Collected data
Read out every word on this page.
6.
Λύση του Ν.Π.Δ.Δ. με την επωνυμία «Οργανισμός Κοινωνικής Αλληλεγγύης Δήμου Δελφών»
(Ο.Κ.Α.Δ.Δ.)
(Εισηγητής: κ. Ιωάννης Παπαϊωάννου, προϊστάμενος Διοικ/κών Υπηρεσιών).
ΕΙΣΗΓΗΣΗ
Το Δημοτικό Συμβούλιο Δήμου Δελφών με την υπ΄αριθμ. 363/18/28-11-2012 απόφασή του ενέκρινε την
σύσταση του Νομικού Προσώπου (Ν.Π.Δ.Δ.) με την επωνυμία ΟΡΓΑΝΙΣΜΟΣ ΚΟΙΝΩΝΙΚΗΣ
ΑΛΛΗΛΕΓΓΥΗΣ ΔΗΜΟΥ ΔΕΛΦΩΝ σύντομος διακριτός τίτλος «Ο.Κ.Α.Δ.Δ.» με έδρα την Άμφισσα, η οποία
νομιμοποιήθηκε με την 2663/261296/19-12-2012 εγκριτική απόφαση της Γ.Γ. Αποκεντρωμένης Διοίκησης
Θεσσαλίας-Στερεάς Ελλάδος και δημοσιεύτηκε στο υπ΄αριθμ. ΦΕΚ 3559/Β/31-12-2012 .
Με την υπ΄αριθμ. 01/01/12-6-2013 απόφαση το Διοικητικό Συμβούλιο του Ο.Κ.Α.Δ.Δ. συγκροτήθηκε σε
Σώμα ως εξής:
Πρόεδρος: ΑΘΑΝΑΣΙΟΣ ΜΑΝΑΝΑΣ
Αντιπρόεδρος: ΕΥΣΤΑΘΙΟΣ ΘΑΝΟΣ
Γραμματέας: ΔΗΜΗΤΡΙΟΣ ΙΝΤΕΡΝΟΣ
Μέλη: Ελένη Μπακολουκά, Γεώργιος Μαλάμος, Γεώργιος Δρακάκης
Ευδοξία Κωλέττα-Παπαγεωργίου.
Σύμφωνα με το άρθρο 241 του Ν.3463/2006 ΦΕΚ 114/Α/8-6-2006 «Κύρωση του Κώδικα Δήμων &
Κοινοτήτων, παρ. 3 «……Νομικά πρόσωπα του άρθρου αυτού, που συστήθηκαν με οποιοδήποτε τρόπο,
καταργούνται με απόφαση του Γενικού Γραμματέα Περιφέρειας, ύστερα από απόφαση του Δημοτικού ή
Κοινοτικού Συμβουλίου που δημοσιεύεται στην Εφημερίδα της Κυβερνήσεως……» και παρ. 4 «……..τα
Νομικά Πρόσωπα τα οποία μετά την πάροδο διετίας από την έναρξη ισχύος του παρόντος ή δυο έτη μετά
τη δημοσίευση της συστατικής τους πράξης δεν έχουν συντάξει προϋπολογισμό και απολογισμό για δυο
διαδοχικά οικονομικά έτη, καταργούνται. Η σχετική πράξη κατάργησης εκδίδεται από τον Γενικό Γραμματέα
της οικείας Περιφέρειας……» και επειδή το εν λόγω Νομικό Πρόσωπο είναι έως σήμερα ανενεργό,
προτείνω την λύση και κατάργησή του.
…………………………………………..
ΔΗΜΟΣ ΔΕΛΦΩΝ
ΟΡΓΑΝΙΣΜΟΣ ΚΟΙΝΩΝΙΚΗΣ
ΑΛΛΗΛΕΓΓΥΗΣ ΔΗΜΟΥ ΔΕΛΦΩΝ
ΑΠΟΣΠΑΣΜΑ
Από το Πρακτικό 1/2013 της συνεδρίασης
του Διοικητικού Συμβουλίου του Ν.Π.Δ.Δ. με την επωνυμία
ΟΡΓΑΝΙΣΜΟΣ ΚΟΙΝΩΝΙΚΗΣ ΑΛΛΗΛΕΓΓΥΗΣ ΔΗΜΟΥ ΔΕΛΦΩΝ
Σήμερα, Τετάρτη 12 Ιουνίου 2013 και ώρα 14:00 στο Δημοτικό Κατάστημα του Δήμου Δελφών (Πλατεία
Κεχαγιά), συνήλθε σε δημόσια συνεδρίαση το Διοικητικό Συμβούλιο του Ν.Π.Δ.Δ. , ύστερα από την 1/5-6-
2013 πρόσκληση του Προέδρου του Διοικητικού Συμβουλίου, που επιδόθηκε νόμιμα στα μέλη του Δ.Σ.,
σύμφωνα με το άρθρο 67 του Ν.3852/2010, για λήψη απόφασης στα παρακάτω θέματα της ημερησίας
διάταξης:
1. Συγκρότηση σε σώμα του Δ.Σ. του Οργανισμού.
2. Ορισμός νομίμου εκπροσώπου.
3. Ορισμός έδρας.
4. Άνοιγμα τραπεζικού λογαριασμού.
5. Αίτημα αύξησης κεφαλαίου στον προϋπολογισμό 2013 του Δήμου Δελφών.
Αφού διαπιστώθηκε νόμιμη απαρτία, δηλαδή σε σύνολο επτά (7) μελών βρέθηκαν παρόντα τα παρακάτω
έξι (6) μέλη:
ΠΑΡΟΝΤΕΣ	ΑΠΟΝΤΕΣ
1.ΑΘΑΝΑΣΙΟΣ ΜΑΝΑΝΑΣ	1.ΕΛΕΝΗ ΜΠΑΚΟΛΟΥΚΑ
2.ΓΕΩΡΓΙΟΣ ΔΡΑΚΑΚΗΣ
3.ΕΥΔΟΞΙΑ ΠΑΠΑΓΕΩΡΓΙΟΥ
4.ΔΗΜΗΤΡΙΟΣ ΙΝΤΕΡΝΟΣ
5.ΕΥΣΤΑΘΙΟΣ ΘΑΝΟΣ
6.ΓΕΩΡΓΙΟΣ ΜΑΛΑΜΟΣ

▸ Given instruction: Every record above should be output exactly.

▸ Response to the exercise:
Read out every word on this page.
6.
Λύση του Ν.Π.Δ.Δ. με την επωνυμία «Οργανισμός Κοινωνικής Αλληλεγγύης Δήμου Δελφών»
(Ο.Κ.Α.Δ.Δ.)
(Εισηγητής: κ. Ιωάννης Παπαϊωάννου, προϊστάμενος Διοικ/κών Υπηρεσιών).
ΕΙΣΗΓΗΣΗ
Το Δημοτικό Συμβούλιο Δήμου Δελφών με την υπ΄αριθμ. 363/18/28-11-2012 απόφασή του ενέκρινε την
σύσταση του Νομικού Προσώπου (Ν.Π.Δ.Δ.) με την επωνυμία ΟΡΓΑΝΙΣΜΟΣ ΚΟΙΝΩΝΙΚΗΣ
ΑΛΛΗΛΕΓΓΥΗΣ ΔΗΜΟΥ ΔΕΛΦΩΝ σύντομος διακριτός τίτλος «Ο.Κ.Α.Δ.Δ.» με έδρα την Άμφισσα, η οποία
νομιμοποιήθηκε με την 2663/261296/19-12-2012 εγκριτική απόφαση της Γ.Γ. Αποκεντρωμένης Διοίκησης
Θεσσαλίας-Στερεάς Ελλάδος και δημοσιεύτηκε στο υπ΄αριθμ. ΦΕΚ 3559/Β/31-12-2012 .
Με την υπ΄αριθμ. 01/01/12-6-2013 απόφαση το Διοικητικό Συμβούλιο του Ο.Κ.Α.Δ.Δ. συγκροτήθηκε σε
Σώμα ως εξής:
Πρόεδρος: ΑΘΑΝΑΣΙΟΣ ΜΑΝΑΝΑΣ
Αντιπρόεδρος: ΕΥΣΤΑΘΙΟΣ ΘΑΝΟΣ
Γραμματέας: ΔΗΜΗΤΡΙΟΣ ΙΝΤΕΡΝΟΣ
Μέλη: Ελένη Μπακολουκά, Γεώργιος Μαλάμος, Γεώργιος Δρακάκης
Ευδοξία Κωλέττα-Παπαγεωργίου.
Σύμφωνα με το άρθρο 241 του Ν.3463/2006 ΦΕΚ 114/Α/8-6-2006 «Κύρωση του Κώδικα Δήμων &
Κοινοτήτων, παρ. 3 «……Νομικά πρόσωπα του άρθρου αυτού, που συστήθηκαν με οποιοδήποτε τρόπο,
καταργούνται με απόφαση του Γενικού Γραμματέα Περιφέρειας, ύστερα από απόφαση του Δημοτικού ή
Κοινοτικού Συμβουλίου που δημοσιεύεται στην Εφημερίδα της Κυβερνήσεως……» και παρ. 4 «……..τα
Νομικά Πρόσωπα τα οποία μετά την πάροδο διετίας από την έναρξη ισχύος του παρόντος ή δυο έτη μετά
τη δημοσίευση της συστατικής τους πράξης δεν έχουν συντάξει προϋπολογισμό και απολογισμό για δυο
διαδοχικά οικονομικά έτη, καταργούνται. Η σχετική πράξη κατάργησης εκδίδεται από τον Γενικό Γραμματέα
της οικείας Περιφέρειας……» και επειδή το εν λόγω Νομικό Πρόσωπο είναι έως σήμερα ανενεργό,
προτείνω την λύση και κατάργησή του.
…………………………………………..
ΔΗΜΟΣ ΔΕΛΦΩΝ
ΟΡΓΑΝΙΣΜΟΣ ΚΟΙΝΩΝΙΚΗΣ
ΑΛΛΗΛΕΓΓΥΗΣ ΔΗΜΟΥ ΔΕΛΦΩΝ
ΑΠΟΣΠΑΣΜΑ
Από το Πρακτικό 1/2013 της συνεδρίασης
του Διοικητικού Συμβουλίου του Ν.Π.Δ.Δ. με την επωνυμία
ΟΡΓΑΝΙΣΜΟΣ ΚΟΙΝΩΝΙΚΗΣ ΑΛΛΗΛΕΓΓΥΗΣ ΔΗΜΟΥ ΔΕΛΦΩΝ
Σήμερα, Τετάρτη 12 Ιουνίου 2013 και ώρα 14:00 στο Δημοτικό Κατάστημα του Δήμου Δελφών (Πλατεία
Κεχαγιά), συνήλθε σε δημόσια συνεδρίαση το Διοικητικό Συμβούλιο του Ν.Π.Δ.Δ. , ύστερα από την 1/5-6-
2013 πρόσκληση του Προέδρου του Διοικητικού Συμβουλίου, που επιδόθηκε νόμιμα στα μέλη του Δ.Σ.,
σύμφωνα με το άρθρο 67 του Ν.3852/2010, για λήψη απόφασης στα παρακάτω θέματα της ημερησίας
διάταξης:
1. Συγκρότηση σε σώμα του Δ.Σ. του Οργανισμού.
2. Ορισμός νομίμου εκπροσώπου.
3. Ορισμός έδρας.
4. Άνοιγμα τραπεζικού λογαριασμού.
5. Αίτημα αύξησης κεφαλαίου στον προϋπολογισμό 2013 του Δήμου Δελφών.
Αφού διαπιστώθηκε νόμιμη απαρτία, δηλαδή σε σύνολο επτά (7) μελών βρέθηκαν παρόντα τα παρακάτω
έξι (6) μέλη:
ΠΑΡΟΝΤΕΣ	ΑΠΟΝΤΕΣ
1.ΑΘΑΝΑΣΙΟΣ ΜΑΝΑΝΑΣ	1.ΕΛΕΝΗ ΜΠΑΚΟΛΟΥΚΑ
2.ΓΕΩΡΓΙΟΣ ΔΡΑΚΑΚΗΣ
3.ΕΥΔΟΞΙΑ ΠΑΠΑΓΕΩΡΓΙΟΥ
4.ΔΗΜΗΤΡΙΟΣ ΙΝΤΕΡΝΟΣ
5.ΕΥΣΤΑΘΙΟΣ ΘΑΝΟΣ
6.ΓΕΩΡΓΙΟΣ ΜΑΛΑΜΟΣ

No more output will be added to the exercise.